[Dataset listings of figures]
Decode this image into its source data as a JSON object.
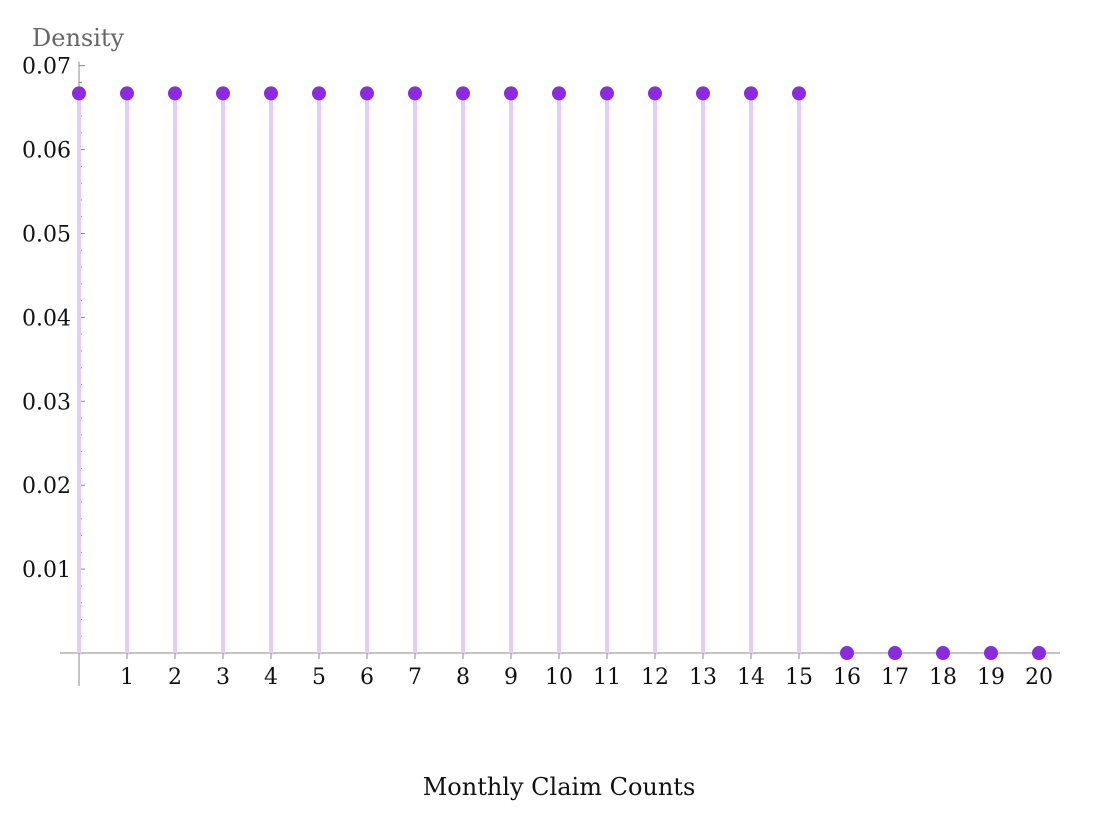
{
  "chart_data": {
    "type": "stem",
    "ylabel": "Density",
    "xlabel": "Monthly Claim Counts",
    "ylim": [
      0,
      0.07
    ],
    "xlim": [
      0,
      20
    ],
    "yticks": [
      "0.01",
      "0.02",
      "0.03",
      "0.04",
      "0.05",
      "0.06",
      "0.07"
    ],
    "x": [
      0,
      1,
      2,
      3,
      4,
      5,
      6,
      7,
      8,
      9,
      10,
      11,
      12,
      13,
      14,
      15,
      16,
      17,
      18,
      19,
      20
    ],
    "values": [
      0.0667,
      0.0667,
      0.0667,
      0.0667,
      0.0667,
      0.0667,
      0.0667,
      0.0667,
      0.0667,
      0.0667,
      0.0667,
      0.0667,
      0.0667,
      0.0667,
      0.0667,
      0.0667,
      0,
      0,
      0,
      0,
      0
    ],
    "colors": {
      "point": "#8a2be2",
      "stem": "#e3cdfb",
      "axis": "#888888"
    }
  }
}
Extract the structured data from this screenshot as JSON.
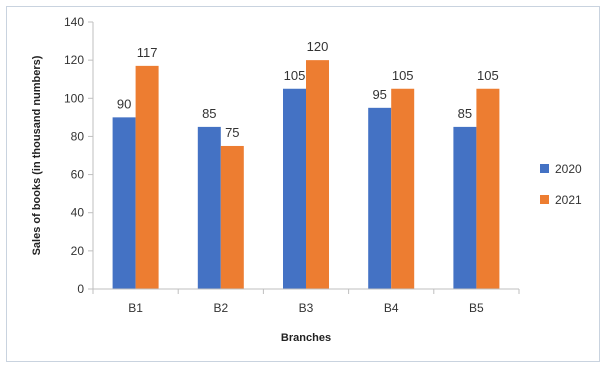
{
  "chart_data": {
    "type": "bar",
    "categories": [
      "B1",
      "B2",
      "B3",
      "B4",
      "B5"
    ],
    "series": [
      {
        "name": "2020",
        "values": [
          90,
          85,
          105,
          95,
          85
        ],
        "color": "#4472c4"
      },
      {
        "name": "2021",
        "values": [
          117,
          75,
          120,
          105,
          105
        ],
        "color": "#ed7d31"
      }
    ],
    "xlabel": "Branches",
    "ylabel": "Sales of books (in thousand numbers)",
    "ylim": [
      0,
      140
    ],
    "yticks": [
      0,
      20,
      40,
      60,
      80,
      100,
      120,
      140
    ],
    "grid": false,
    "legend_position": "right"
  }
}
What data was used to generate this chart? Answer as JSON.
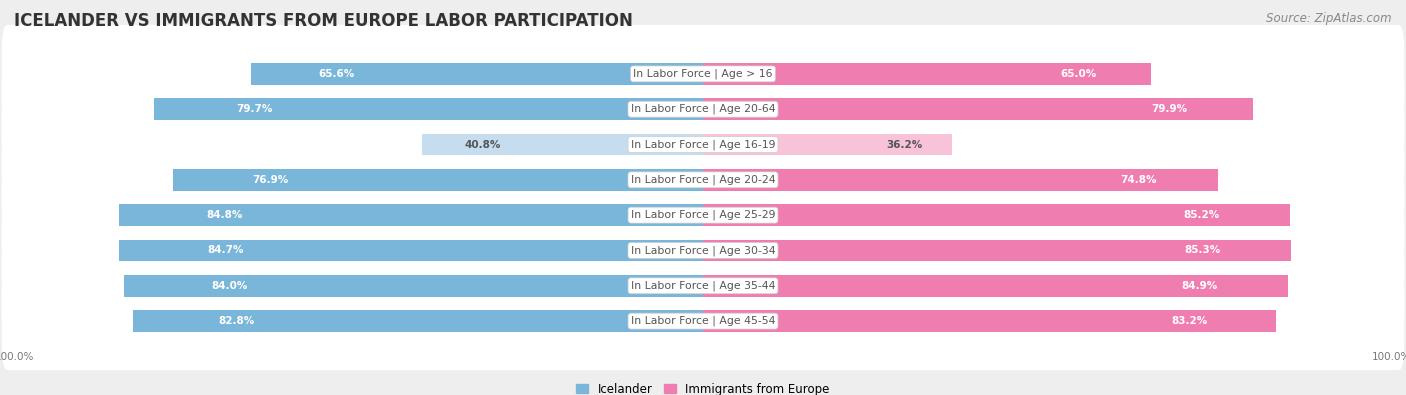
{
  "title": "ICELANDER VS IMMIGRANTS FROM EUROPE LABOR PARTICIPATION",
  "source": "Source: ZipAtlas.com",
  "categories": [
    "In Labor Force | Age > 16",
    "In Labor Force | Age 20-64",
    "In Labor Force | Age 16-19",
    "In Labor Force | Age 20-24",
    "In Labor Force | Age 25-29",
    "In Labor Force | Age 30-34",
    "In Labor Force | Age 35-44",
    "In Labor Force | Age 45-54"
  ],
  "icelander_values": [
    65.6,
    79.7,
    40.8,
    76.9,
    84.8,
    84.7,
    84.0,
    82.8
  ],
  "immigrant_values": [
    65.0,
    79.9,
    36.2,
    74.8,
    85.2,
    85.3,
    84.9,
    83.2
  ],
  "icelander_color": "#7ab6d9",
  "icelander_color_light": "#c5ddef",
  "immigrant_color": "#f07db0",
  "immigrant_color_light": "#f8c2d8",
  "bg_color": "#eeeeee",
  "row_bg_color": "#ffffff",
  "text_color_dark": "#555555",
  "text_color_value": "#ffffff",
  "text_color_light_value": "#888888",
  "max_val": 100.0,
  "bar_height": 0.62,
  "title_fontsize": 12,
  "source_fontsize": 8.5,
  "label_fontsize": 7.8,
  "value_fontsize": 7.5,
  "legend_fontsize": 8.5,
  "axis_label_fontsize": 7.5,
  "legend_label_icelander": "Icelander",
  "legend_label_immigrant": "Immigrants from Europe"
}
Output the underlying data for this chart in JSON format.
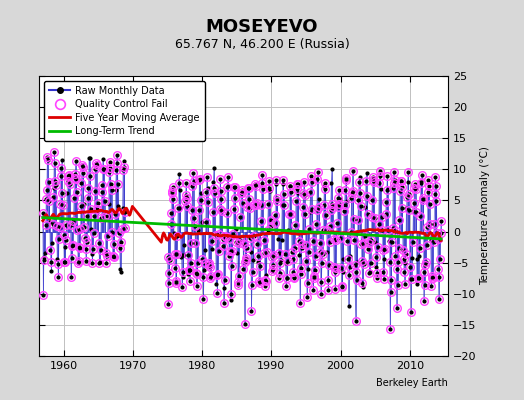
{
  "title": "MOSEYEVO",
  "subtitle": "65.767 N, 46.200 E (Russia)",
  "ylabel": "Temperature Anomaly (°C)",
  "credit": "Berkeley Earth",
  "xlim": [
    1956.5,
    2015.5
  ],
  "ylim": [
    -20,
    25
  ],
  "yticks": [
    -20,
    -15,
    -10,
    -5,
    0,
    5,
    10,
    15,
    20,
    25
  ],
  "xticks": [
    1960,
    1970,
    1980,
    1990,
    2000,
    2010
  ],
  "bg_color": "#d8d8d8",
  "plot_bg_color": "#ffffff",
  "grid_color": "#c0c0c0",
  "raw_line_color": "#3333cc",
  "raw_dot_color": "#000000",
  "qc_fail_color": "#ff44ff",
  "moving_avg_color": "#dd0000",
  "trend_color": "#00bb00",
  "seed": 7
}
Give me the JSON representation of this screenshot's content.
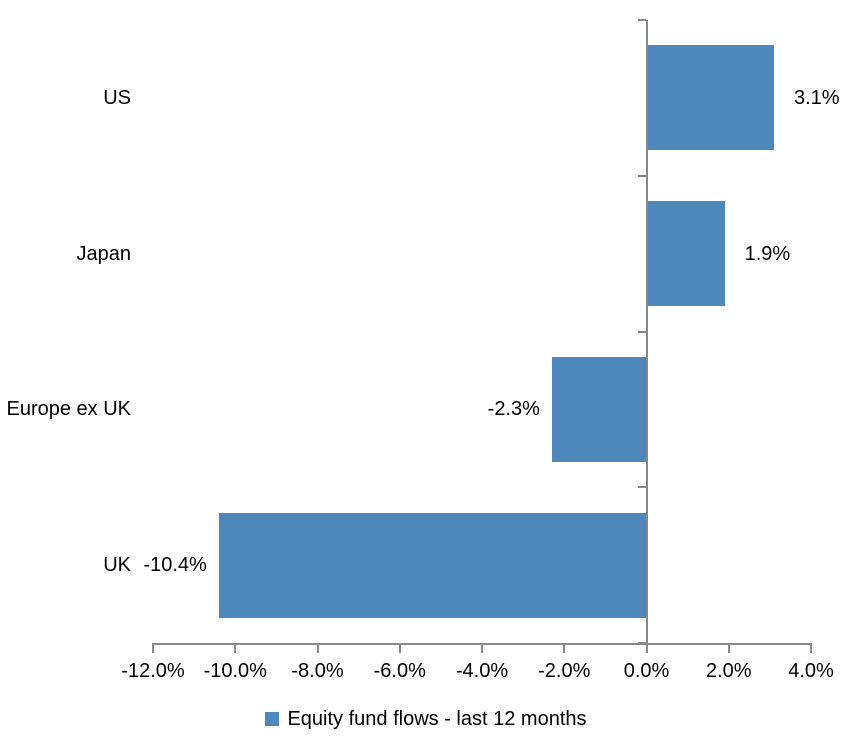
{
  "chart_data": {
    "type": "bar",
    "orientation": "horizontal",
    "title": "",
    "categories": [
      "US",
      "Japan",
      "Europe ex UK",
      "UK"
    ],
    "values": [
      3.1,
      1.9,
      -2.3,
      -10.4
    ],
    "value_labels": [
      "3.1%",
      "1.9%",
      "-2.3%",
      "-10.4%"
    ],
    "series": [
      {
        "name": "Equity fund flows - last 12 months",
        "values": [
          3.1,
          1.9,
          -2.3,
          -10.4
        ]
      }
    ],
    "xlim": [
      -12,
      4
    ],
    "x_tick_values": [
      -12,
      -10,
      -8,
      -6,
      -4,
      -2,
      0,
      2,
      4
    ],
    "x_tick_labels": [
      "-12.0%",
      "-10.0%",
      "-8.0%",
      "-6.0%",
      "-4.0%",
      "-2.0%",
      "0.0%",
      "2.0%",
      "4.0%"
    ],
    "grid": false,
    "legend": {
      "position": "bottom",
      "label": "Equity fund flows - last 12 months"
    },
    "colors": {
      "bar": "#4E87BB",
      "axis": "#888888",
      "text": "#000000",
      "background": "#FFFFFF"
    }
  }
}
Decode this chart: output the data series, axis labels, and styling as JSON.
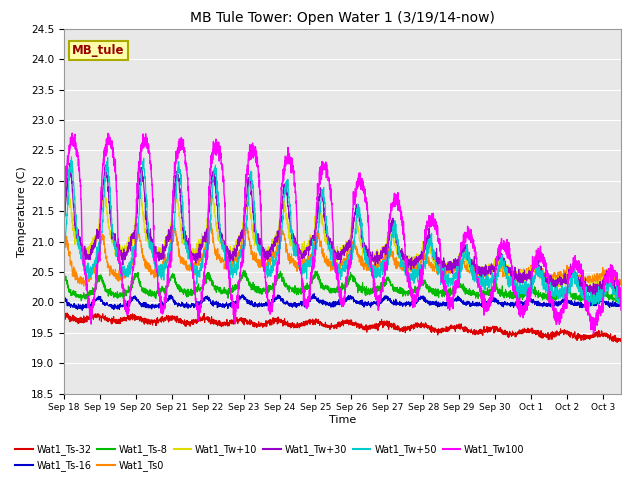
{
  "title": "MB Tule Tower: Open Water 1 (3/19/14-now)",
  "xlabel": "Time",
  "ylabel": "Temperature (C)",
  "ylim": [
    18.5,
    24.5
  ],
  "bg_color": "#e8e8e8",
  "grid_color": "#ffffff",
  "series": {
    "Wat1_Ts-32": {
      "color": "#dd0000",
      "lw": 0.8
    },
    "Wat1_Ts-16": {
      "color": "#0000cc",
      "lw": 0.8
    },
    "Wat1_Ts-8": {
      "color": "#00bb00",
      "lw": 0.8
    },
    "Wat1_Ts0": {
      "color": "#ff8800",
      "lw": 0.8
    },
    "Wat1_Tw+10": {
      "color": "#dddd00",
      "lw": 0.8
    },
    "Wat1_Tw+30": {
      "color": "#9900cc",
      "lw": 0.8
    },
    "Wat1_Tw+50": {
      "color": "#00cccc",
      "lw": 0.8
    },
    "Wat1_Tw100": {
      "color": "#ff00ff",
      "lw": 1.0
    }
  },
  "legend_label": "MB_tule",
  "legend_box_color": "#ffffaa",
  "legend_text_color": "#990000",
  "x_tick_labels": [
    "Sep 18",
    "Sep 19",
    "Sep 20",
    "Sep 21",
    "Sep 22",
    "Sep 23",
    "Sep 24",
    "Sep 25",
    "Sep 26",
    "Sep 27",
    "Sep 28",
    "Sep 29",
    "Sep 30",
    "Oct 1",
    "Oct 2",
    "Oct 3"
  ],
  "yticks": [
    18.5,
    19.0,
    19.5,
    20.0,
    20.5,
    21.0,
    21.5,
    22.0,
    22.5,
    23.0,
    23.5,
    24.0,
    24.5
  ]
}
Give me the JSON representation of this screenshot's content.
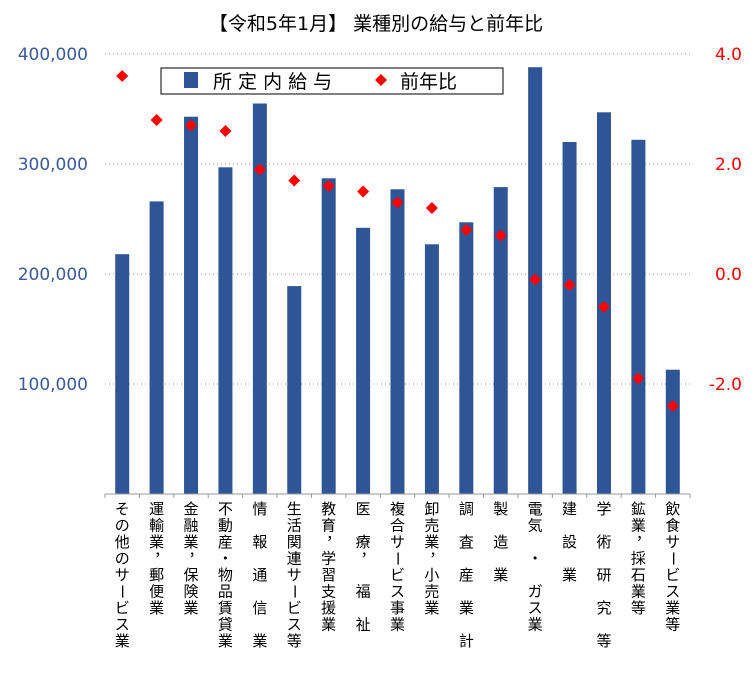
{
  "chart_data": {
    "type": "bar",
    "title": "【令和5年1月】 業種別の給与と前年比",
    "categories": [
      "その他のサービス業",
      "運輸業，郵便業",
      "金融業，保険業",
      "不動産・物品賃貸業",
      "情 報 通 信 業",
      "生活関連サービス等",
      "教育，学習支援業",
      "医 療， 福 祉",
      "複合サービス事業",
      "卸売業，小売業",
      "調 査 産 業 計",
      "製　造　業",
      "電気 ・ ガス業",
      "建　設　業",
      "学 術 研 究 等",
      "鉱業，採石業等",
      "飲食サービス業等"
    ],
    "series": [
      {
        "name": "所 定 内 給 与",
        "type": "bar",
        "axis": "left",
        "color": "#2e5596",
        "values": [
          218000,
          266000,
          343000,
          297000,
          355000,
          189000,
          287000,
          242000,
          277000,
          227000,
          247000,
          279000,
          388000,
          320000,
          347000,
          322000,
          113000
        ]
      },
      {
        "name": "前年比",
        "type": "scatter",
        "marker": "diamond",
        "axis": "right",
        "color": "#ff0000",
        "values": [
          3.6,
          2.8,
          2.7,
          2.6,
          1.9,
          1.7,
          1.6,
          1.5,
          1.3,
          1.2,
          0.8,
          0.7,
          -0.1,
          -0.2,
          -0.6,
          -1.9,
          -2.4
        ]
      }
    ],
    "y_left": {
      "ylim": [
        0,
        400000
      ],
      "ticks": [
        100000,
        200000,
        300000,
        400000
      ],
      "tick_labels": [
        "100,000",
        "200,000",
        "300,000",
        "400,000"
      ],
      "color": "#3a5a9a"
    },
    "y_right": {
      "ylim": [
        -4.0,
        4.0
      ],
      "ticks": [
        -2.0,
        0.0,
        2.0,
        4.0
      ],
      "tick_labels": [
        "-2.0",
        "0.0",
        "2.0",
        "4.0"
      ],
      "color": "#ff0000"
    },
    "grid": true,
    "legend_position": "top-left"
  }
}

### Problem
Return each line of the data that contains the string "ylabel".

### Response to the exercise
    "ylabel": "Density",
    "ylabel": "Sales of books (in thousand numbers)",
  "ylabel": "Temperature Anomaly (°C)",
  "ylabel": "Temperature (C)",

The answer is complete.